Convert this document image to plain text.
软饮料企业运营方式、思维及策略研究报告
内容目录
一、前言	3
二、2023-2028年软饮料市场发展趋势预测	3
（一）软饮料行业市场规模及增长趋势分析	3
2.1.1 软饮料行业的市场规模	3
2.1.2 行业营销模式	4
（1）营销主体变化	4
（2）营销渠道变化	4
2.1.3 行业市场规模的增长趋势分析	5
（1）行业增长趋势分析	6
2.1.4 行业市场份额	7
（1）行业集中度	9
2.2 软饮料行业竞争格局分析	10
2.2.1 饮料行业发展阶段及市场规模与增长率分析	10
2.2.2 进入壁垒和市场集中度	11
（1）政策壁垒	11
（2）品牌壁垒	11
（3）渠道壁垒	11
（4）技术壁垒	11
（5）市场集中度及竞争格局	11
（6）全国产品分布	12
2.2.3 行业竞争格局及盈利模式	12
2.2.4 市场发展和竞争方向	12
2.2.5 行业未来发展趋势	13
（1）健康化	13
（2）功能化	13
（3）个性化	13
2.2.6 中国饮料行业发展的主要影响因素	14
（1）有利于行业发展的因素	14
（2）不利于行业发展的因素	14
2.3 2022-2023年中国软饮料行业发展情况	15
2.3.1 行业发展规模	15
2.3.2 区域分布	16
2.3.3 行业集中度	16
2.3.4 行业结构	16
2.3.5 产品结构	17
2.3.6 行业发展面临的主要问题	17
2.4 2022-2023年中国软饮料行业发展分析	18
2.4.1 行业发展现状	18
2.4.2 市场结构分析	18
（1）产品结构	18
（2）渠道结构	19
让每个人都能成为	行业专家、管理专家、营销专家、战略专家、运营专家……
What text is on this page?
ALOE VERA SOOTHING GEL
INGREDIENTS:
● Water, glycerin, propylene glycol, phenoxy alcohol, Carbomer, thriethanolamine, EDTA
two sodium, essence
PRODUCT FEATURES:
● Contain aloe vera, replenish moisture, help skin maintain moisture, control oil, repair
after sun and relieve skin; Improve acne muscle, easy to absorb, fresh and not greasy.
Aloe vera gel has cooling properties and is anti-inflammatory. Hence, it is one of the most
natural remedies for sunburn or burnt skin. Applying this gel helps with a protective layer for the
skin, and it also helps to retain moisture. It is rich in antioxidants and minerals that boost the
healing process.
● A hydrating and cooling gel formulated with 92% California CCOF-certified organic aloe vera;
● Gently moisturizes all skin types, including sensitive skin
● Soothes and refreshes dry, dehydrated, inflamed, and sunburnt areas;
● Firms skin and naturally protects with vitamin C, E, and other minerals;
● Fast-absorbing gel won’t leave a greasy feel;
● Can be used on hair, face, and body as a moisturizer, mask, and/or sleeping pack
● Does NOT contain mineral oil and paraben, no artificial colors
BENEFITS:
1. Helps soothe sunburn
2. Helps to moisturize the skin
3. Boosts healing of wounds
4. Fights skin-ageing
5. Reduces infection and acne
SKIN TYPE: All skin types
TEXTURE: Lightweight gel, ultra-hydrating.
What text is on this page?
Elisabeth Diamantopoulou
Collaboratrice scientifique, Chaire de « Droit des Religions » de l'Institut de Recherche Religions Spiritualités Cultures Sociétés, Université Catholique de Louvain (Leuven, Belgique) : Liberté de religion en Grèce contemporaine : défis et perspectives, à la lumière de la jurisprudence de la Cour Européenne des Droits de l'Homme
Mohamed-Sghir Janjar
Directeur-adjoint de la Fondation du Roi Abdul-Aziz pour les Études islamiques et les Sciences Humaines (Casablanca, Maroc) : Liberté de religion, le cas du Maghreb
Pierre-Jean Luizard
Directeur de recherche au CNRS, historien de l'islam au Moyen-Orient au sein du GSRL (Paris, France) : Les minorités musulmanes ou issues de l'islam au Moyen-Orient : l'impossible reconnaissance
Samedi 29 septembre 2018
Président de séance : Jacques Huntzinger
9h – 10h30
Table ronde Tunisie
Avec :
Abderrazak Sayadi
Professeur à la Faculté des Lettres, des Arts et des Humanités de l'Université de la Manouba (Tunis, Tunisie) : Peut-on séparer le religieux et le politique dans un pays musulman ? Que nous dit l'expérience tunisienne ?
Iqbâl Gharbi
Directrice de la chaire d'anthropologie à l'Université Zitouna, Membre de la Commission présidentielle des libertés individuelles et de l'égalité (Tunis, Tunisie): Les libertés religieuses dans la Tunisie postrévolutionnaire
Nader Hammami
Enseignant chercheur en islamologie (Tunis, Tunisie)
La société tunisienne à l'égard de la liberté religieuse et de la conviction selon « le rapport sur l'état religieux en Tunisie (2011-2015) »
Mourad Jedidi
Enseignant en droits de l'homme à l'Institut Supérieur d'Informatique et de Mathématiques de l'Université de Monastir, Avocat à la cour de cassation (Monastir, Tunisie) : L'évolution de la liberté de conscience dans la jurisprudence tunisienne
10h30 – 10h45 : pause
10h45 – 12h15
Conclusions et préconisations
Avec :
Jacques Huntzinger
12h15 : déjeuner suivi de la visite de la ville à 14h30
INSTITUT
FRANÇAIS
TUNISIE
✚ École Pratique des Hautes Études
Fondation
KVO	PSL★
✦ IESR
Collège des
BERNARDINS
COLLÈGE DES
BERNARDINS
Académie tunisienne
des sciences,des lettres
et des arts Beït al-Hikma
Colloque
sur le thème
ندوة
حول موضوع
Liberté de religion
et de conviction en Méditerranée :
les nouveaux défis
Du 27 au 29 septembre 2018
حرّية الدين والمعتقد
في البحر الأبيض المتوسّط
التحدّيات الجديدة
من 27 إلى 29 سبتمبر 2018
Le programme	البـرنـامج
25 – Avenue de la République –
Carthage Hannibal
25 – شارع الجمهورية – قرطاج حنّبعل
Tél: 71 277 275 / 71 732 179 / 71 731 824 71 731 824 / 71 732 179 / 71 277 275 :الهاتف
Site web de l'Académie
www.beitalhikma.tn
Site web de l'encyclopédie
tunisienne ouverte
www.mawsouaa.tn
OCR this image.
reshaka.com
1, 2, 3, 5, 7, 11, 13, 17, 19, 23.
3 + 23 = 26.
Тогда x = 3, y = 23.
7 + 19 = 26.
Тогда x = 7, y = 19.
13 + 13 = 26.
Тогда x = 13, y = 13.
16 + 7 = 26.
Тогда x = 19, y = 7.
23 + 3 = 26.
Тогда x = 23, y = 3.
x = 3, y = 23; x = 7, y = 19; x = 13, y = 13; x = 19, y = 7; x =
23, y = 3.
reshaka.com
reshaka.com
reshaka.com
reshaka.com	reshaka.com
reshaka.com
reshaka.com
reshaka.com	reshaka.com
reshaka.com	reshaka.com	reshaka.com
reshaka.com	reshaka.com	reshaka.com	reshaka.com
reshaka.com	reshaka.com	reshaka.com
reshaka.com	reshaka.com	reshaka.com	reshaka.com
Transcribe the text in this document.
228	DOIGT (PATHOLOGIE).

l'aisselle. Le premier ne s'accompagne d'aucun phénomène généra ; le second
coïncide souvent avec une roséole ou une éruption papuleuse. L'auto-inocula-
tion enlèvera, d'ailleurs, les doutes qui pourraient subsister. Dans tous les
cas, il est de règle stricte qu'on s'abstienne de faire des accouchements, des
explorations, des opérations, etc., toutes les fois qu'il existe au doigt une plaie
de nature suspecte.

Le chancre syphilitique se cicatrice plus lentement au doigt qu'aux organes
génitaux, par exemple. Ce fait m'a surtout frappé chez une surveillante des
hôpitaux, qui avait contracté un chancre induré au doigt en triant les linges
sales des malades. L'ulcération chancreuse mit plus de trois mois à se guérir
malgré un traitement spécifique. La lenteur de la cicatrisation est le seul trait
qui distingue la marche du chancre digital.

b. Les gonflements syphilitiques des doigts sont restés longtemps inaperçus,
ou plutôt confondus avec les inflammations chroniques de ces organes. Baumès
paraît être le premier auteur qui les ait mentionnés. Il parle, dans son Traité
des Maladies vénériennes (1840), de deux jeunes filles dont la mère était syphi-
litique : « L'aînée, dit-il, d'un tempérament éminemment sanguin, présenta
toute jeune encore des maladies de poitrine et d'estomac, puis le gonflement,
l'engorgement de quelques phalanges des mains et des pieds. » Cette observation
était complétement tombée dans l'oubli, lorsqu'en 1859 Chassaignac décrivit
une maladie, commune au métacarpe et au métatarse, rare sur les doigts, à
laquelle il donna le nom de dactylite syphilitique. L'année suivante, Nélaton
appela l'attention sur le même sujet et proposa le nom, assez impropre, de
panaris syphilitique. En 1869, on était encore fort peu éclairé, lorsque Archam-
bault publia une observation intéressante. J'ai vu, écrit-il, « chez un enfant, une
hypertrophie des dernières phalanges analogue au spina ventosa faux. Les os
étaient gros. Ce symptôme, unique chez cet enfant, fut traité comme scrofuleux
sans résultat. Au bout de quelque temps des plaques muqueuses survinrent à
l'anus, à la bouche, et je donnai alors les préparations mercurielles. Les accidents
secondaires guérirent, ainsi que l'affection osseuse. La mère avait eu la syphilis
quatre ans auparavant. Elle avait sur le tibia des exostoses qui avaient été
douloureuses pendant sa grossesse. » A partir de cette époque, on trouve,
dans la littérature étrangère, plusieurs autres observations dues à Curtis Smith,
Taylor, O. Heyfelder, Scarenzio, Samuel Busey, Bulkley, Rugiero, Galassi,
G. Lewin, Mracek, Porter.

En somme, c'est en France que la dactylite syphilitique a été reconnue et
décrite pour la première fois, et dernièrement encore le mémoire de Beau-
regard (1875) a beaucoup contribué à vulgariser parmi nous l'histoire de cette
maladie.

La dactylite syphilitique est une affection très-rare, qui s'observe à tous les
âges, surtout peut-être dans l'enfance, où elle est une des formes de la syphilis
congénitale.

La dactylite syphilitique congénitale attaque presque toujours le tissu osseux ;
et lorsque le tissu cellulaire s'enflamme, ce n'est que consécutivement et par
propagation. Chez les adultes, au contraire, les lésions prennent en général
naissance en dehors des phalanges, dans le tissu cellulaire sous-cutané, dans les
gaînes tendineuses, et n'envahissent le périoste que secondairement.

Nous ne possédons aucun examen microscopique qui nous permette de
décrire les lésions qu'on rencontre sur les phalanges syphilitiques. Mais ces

What is asked ->
Each line with the string "était" in it needs to be found and copied.

Expected output ->
des Maladies vénériennes (1840), de deux jeunes filles dont la mère était syphi-
était complétement tombée dans l'oubli, lorsqu'en 1859 Chassaignac décrivit
panaris syphilitique. En 1869, on était encore fort peu éclairé, lorsque Archam-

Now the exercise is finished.